-- start Records provided --
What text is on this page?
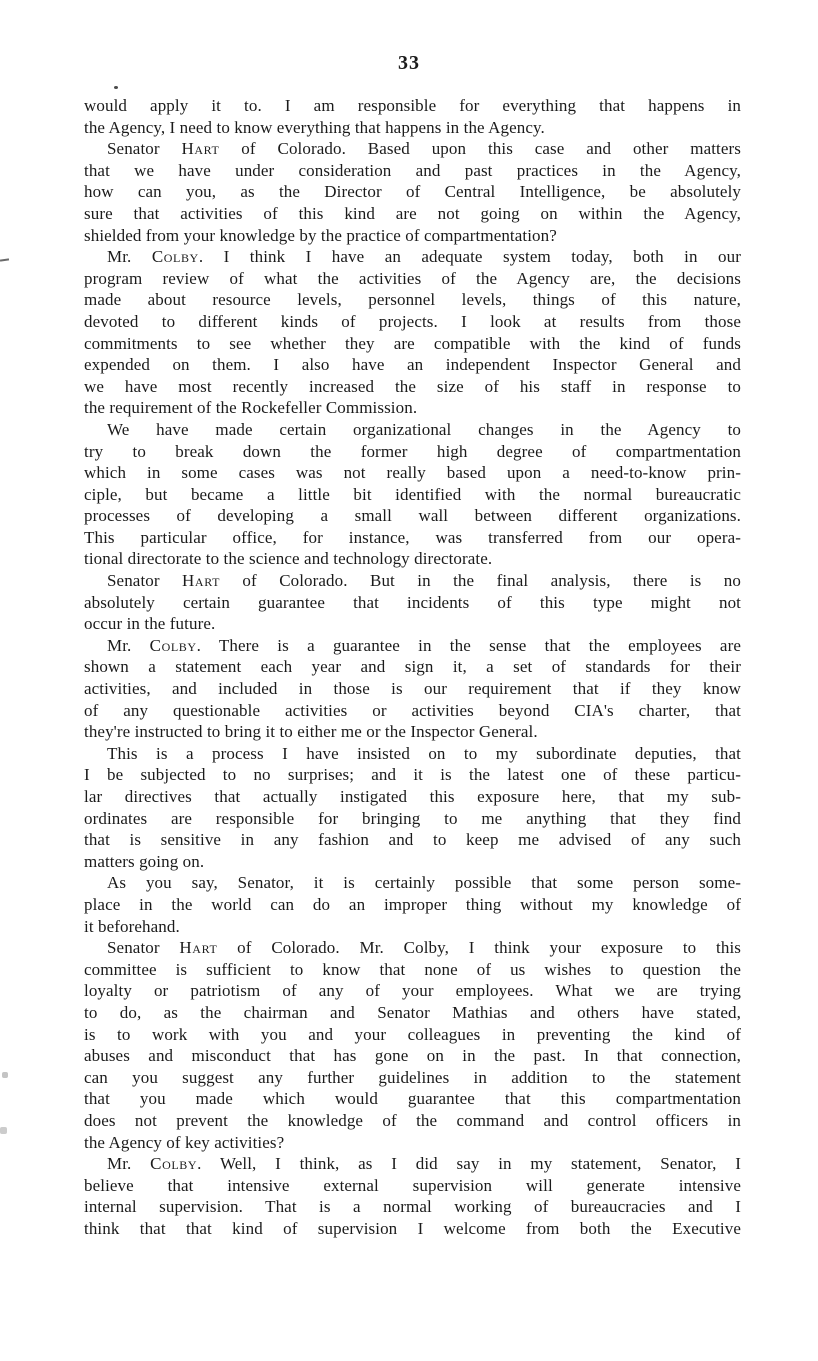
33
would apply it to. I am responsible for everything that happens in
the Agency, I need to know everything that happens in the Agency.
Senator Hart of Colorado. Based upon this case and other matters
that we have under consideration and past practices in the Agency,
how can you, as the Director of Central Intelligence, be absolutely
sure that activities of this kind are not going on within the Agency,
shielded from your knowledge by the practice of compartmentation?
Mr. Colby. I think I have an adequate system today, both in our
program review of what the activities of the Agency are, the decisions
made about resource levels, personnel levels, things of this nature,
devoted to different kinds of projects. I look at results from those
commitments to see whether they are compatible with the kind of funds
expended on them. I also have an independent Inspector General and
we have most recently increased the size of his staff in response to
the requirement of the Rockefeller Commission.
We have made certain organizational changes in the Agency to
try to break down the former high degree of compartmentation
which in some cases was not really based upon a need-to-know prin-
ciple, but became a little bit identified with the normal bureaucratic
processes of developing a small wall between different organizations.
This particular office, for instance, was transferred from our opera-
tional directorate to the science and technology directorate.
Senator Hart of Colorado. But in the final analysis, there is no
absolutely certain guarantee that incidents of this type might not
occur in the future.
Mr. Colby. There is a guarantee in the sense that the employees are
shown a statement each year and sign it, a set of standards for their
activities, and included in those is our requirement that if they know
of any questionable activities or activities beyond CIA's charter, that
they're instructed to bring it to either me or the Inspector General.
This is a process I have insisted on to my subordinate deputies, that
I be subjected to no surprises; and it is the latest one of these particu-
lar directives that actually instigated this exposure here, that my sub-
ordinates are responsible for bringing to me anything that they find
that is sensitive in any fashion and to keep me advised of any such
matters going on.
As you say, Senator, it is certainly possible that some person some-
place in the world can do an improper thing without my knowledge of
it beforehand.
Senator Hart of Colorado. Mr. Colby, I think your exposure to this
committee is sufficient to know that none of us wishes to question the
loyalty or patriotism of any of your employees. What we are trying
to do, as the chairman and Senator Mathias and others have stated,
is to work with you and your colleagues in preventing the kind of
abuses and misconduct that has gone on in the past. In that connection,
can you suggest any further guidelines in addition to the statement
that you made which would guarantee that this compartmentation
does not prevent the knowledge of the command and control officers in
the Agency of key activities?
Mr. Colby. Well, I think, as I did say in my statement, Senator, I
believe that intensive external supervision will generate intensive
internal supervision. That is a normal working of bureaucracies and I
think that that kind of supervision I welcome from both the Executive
-- end Records provided --
-- start Records provided --
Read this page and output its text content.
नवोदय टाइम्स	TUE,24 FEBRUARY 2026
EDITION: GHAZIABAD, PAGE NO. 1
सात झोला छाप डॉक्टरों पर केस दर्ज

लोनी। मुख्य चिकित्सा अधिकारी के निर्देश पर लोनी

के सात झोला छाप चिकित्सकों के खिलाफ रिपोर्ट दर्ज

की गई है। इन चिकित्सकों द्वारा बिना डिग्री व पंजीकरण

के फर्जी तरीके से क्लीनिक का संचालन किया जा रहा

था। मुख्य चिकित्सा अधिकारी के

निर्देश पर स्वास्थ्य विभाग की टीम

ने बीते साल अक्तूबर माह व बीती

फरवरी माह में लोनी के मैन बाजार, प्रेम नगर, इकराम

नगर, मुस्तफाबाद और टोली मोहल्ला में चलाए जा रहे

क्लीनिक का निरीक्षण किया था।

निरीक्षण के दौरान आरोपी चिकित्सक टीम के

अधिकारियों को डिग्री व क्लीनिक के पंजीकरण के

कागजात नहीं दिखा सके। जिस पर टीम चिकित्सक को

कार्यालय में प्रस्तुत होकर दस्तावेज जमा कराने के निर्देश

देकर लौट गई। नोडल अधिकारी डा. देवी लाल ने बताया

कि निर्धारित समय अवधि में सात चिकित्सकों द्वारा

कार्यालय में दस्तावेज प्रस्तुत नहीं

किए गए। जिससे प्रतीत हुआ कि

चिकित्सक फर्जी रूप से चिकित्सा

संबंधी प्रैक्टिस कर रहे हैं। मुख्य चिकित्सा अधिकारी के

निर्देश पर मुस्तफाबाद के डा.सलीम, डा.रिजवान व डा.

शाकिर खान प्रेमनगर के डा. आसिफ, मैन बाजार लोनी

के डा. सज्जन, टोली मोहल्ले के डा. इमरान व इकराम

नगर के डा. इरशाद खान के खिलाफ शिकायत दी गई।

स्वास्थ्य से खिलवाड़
-- end Records provided --
-- start Records provided --
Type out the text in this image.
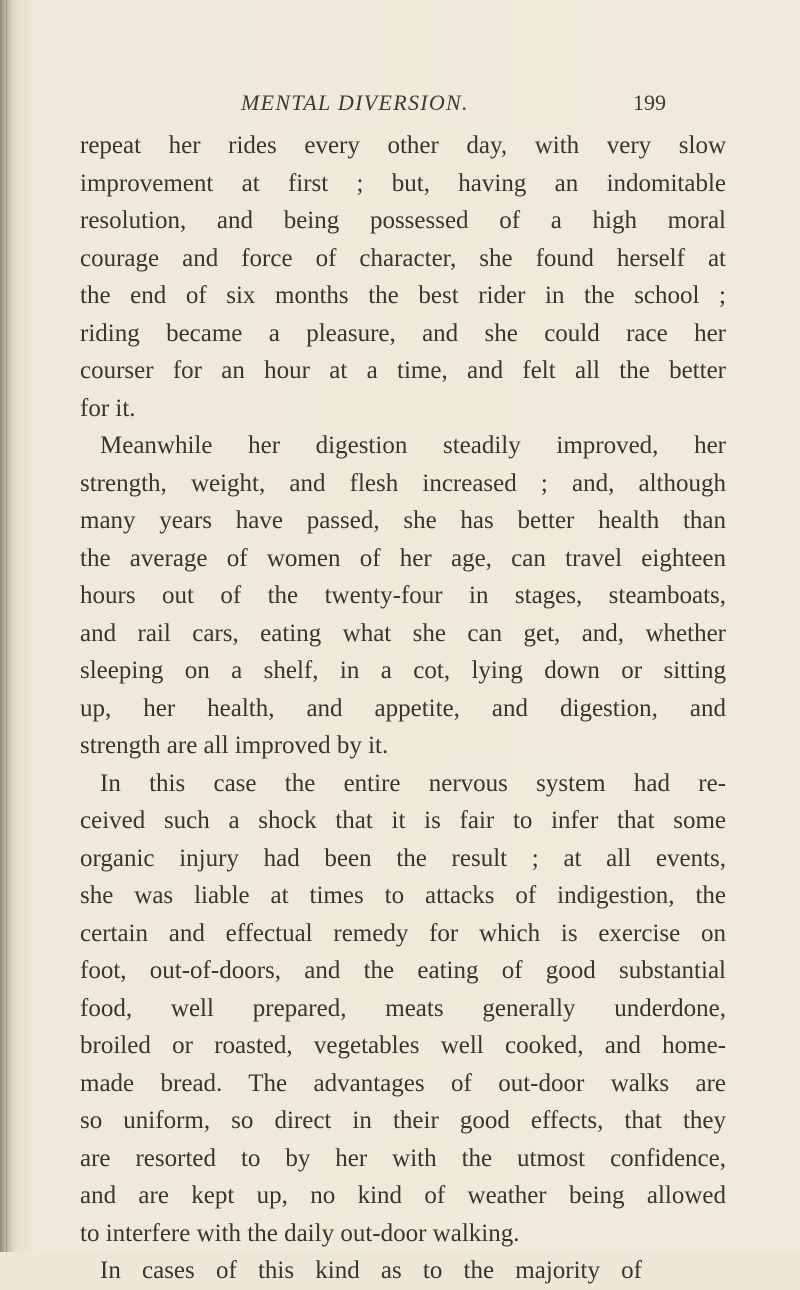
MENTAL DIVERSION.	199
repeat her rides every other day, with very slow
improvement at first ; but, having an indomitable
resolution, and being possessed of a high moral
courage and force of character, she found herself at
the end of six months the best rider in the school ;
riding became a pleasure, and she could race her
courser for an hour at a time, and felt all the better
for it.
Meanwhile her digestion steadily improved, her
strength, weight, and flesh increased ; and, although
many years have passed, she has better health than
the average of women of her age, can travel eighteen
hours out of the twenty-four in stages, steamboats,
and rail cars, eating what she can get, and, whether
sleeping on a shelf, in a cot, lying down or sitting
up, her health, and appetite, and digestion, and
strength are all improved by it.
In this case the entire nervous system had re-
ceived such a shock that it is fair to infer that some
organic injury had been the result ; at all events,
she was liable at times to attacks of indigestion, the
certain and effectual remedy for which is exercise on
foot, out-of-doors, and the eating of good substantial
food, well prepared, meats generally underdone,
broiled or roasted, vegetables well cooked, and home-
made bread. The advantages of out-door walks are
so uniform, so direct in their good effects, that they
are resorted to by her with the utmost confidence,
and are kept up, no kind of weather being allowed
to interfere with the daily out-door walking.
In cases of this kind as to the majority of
-- end Records provided --
• _Exercise task_
Copy out each line of the listing that holds "from".

• _Task response_
shielded from your knowledge by the practice of compartmentation?
devoted to different kinds of projects. I look at results from those
This particular office, for instance, was transferred from our opera-
think that that kind of supervision I welcome from both the Executive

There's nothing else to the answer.